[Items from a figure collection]
(begin)
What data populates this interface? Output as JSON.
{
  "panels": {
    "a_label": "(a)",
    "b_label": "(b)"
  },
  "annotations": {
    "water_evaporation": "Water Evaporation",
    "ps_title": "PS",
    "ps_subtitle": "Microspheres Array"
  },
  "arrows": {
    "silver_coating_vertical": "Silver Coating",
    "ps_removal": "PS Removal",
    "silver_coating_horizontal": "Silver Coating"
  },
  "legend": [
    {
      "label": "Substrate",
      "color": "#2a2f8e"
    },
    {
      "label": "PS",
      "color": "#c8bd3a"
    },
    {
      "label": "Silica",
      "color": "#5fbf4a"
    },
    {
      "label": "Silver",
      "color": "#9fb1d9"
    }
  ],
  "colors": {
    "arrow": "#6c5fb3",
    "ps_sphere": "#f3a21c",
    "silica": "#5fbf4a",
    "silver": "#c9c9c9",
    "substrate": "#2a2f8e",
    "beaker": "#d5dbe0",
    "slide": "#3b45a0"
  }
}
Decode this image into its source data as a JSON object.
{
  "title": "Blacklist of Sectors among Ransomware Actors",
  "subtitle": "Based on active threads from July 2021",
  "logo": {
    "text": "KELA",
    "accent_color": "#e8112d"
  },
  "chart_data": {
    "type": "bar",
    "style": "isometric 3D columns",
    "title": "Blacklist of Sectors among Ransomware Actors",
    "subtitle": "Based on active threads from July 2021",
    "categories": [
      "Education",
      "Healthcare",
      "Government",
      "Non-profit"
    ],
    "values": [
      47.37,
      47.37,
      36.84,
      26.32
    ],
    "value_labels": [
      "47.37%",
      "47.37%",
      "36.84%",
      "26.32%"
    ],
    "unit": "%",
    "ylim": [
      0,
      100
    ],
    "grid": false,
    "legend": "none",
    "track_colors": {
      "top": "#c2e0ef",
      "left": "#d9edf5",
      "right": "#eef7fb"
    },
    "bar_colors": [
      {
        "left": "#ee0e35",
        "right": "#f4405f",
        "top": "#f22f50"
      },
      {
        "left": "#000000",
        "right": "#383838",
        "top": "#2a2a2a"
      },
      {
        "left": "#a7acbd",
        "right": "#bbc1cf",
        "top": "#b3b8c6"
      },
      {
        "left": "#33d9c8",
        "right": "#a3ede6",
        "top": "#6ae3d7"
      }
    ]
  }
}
(end)
Each entry above is to be printed again exactly.

What data populates this interface? Output as JSON.
{
  "panels": {
    "a_label": "(a)",
    "b_label": "(b)"
  },
  "annotations": {
    "water_evaporation": "Water Evaporation",
    "ps_title": "PS",
    "ps_subtitle": "Microspheres Array"
  },
  "arrows": {
    "silver_coating_vertical": "Silver Coating",
    "ps_removal": "PS Removal",
    "silver_coating_horizontal": "Silver Coating"
  },
  "legend": [
    {
      "label": "Substrate",
      "color": "#2a2f8e"
    },
    {
      "label": "PS",
      "color": "#c8bd3a"
    },
    {
      "label": "Silica",
      "color": "#5fbf4a"
    },
    {
      "label": "Silver",
      "color": "#9fb1d9"
    }
  ],
  "colors": {
    "arrow": "#6c5fb3",
    "ps_sphere": "#f3a21c",
    "silica": "#5fbf4a",
    "silver": "#c9c9c9",
    "substrate": "#2a2f8e",
    "beaker": "#d5dbe0",
    "slide": "#3b45a0"
  }
}
Decode this image into its source data as a JSON object.
{
  "title": "Blacklist of Sectors among Ransomware Actors",
  "subtitle": "Based on active threads from July 2021",
  "logo": {
    "text": "KELA",
    "accent_color": "#e8112d"
  },
  "chart_data": {
    "type": "bar",
    "style": "isometric 3D columns",
    "title": "Blacklist of Sectors among Ransomware Actors",
    "subtitle": "Based on active threads from July 2021",
    "categories": [
      "Education",
      "Healthcare",
      "Government",
      "Non-profit"
    ],
    "values": [
      47.37,
      47.37,
      36.84,
      26.32
    ],
    "value_labels": [
      "47.37%",
      "47.37%",
      "36.84%",
      "26.32%"
    ],
    "unit": "%",
    "ylim": [
      0,
      100
    ],
    "grid": false,
    "legend": "none",
    "track_colors": {
      "top": "#c2e0ef",
      "left": "#d9edf5",
      "right": "#eef7fb"
    },
    "bar_colors": [
      {
        "left": "#ee0e35",
        "right": "#f4405f",
        "top": "#f22f50"
      },
      {
        "left": "#000000",
        "right": "#383838",
        "top": "#2a2a2a"
      },
      {
        "left": "#a7acbd",
        "right": "#bbc1cf",
        "top": "#b3b8c6"
      },
      {
        "left": "#33d9c8",
        "right": "#a3ede6",
        "top": "#6ae3d7"
      }
    ]
  }
}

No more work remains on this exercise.